**Exercise task**
Go over the entries below line by line, copying each one that contains the word "JSON".

----- Dataset content

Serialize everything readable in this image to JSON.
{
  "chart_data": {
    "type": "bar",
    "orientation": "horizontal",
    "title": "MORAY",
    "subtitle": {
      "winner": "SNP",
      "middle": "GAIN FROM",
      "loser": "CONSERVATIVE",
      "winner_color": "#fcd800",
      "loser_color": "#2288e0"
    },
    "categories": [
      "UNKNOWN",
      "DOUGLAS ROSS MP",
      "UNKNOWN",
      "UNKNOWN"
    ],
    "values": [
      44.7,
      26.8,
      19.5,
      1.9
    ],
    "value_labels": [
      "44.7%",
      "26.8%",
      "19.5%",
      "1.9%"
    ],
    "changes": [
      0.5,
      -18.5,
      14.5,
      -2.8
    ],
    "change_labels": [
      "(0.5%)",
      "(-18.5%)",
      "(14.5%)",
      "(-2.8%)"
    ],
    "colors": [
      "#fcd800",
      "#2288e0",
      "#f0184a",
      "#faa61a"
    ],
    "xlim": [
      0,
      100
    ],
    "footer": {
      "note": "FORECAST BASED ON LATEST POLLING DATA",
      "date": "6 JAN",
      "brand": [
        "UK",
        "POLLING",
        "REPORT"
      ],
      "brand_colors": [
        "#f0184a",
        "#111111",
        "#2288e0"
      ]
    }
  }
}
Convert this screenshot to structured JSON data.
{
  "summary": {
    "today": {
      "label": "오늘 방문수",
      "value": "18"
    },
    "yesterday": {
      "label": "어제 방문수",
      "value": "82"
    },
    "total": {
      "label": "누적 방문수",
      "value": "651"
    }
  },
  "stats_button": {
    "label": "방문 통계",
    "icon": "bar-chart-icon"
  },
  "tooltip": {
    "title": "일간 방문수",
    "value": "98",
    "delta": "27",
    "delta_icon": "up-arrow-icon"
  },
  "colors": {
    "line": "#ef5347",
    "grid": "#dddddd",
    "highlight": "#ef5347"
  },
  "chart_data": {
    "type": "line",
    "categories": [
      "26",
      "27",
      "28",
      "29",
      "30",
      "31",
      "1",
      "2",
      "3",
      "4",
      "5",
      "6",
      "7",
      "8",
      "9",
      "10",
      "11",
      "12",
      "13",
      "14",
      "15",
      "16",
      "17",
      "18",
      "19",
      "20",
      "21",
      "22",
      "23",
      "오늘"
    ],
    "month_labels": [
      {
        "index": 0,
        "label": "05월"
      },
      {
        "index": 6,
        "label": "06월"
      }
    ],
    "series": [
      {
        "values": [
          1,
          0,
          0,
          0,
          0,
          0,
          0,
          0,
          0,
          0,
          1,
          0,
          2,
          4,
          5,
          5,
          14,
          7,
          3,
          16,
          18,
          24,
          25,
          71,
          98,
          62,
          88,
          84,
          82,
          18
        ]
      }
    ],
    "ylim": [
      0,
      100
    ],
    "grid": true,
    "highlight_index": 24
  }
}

----------

**Solution to this exercise**
Serialize everything readable in this image to JSON.
Convert this screenshot to structured JSON data.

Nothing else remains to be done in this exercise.